## Stated goal
Set out each line from the following listing that includes the word "color".

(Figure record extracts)
-*-*-

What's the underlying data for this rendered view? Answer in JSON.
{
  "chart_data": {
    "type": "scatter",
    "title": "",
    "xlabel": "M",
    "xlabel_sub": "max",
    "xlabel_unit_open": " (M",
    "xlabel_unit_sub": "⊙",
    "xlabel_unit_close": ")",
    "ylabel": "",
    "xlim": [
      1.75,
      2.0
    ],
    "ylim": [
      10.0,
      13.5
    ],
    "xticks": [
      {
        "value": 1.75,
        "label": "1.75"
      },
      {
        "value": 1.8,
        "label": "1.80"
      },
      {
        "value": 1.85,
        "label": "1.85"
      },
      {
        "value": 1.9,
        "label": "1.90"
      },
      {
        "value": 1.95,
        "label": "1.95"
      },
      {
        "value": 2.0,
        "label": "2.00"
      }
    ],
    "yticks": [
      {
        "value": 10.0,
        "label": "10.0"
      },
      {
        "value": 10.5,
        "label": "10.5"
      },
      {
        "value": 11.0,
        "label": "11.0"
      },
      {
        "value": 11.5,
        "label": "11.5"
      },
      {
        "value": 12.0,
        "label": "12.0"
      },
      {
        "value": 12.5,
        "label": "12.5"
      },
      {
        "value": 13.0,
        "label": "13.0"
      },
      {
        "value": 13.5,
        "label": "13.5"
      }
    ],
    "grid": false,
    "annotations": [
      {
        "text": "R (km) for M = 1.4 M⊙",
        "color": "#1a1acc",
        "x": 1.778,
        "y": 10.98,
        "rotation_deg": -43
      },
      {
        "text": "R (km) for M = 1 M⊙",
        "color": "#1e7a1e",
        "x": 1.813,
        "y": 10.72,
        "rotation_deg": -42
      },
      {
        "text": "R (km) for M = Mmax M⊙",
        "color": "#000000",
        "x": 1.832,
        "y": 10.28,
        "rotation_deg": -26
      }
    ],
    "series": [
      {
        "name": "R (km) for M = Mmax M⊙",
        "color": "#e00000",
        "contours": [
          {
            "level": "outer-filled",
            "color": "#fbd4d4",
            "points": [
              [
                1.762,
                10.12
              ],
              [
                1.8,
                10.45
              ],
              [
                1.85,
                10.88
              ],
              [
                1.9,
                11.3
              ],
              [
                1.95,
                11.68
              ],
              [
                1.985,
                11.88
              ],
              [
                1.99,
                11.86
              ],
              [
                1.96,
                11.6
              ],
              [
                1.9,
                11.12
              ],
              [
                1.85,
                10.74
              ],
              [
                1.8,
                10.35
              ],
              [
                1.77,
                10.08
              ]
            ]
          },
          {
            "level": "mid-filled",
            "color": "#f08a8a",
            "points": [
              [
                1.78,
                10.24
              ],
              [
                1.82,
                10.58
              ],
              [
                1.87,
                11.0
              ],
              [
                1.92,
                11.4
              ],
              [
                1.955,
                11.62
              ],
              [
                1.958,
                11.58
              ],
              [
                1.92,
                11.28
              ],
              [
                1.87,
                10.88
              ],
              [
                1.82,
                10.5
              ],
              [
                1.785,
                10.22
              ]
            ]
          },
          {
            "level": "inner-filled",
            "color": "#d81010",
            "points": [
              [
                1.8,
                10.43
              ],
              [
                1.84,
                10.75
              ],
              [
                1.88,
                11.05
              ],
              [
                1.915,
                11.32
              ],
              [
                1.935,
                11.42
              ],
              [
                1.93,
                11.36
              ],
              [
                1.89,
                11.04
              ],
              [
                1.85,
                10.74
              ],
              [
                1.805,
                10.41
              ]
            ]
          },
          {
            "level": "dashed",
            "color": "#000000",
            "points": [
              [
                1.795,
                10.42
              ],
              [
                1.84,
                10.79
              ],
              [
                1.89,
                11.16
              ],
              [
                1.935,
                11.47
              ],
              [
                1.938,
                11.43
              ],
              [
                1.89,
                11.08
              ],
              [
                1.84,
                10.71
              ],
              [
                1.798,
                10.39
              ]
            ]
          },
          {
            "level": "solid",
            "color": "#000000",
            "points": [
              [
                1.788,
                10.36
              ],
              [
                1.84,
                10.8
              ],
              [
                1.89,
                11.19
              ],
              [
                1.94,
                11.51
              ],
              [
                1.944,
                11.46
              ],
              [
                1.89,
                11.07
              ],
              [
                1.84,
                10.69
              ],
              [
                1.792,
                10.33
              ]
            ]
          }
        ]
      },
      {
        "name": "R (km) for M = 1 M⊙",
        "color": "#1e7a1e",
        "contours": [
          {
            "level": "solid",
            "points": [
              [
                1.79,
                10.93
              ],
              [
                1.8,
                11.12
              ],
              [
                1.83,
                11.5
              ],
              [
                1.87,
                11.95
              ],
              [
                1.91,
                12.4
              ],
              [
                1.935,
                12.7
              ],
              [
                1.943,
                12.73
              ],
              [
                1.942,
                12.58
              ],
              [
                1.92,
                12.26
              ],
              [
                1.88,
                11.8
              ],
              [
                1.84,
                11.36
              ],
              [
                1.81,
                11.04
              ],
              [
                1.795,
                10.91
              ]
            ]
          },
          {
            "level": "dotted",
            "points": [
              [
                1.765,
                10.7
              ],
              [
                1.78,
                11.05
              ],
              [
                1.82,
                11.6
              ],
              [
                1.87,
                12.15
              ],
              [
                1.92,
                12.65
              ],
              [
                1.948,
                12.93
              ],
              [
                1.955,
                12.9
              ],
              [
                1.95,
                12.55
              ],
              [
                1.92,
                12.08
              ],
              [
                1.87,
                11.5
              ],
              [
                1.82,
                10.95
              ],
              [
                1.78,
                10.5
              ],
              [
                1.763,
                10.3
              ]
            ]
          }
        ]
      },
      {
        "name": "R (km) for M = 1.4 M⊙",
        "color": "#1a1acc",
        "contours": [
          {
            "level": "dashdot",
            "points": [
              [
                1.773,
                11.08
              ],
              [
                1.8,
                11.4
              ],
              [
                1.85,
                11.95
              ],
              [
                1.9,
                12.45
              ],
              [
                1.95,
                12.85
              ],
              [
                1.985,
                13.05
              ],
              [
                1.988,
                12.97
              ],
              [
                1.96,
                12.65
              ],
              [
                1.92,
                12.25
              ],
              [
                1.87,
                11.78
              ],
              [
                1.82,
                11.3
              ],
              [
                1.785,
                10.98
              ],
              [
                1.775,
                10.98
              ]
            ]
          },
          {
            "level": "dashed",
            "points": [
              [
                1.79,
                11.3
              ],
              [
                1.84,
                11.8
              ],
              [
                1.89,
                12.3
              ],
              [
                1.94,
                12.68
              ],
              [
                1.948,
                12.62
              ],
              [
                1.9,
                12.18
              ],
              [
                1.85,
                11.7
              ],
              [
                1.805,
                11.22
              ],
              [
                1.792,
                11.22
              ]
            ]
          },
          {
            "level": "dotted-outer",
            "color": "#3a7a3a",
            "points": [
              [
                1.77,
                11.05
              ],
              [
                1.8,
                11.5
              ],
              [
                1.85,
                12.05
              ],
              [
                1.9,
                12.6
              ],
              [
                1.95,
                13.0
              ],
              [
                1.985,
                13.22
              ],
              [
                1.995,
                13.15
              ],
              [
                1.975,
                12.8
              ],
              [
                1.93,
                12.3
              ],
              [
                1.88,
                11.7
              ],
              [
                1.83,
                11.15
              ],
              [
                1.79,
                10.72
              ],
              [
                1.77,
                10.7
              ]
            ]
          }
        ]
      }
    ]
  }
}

-*-*-

## Exercise response
        "color": "#1a1acc",
        "color": "#1e7a1e",
        "color": "#000000",
        "color": "#e00000",
            "color": "#fbd4d4",
            "color": "#f08a8a",
            "color": "#d81010",
            "color": "#000000",
            "color": "#000000",
        "color": "#1e7a1e",
        "color": "#1a1acc",
            "color": "#3a7a3a",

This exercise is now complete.